=== Passage provided ===

At the time of the revolution,

...l’antiquité romaine est très à la mode, et, quand la Révolution de 1789 éclate, c’est tout naturellement que Marianne, « Déesse » de la Liberté, arborera le bonnet phrygien... porté dans l’antiquité par les esclaves nouvellement affranchis.

Translation: ...Roman antiquity was very fashionable, and when the Revolution of 1789 broke out, it was quite natural that Marianne, "Goddess" of Liberty, should wear the Phrygian cap...worn in antiquity by newly freed slaves.

This symbol of the French revolution

was first seen publicly in May 1790, at a festival in Troyes adorning a statue representing the nation, and at Lyon, on a lance carried by the goddess Libertas. To this day the national emblem of France, Marianne, is shown wearing a Phrygian cap. The caps were often knitted by women known as Tricoteuse who sat beside the guillotine during public executions in Paris in the French Revolution, supposedly continuing to knit in between executions.

enter image description here

"...when the angry mob invaded the palace of King Louis XVI, they forced him to don a liberty cap, as shown in this French political cartoon of the 1790s." Text & image source.

===

Extend the passage about the Phrygian cap during the French Revolution, starting right after its last sentence.

=== Supplied material ===

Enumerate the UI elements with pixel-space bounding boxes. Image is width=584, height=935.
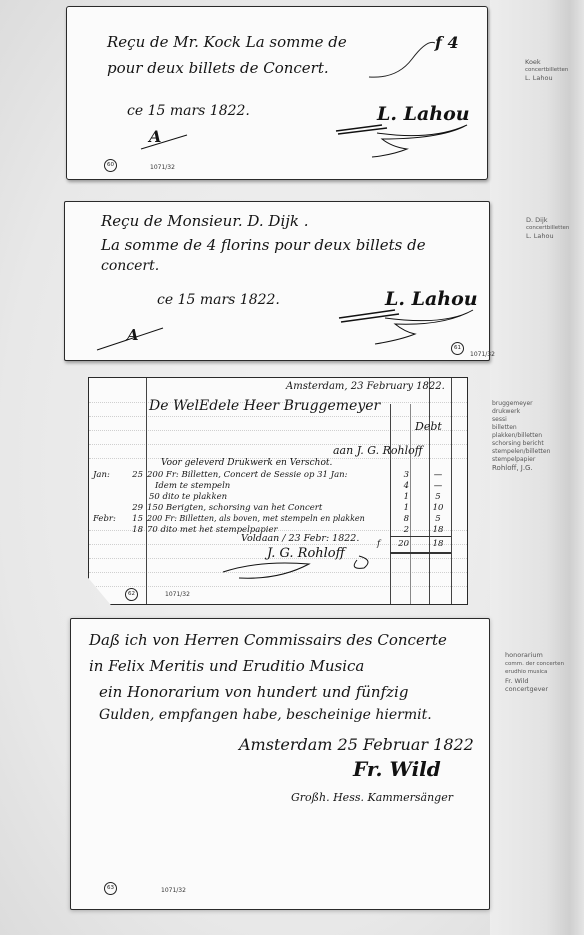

===

*Answer for this exercise*:
In a comment below, TheHonRose mentions that

the Phrygian Cap was mistakenly used instead of the pileus

An article in Smithsonian Studies in American Art, Vol. 1, No. 2 (Autumn, 1987) by Yvonne Korshak throws some light on this. In The Liberty Cap as a Revolutionary Symbol in America and France she writes:

In the ancient world, the Roman pileus round or peaked, was the proper cap to refer to Roman manumission. Over the centuries, however, the Romans had represented a range of pileus types, and although the peaked cap sometimes resembles the Phrygian, it does not duplicate it, nor is one intended to represent the other. Furthermore, as the cap of Eastern exotics, and thus of "foreigners," the Phrygian cap often appears on foreign captive and as a result came to be a visual symbol of the prisoner. It appears that in the eighteenth century the distinction between the cap of these foreign captives and the pileus cap of the freed slave was blurred through the association of both types of headgear with enslavement, a confusion abetted by a plethora of antique cap types on illustrated monuments. Thus, the Phrygian cap, while not originally a symbol of manumission, became, through confusion with the pileus, a symbol of liberty.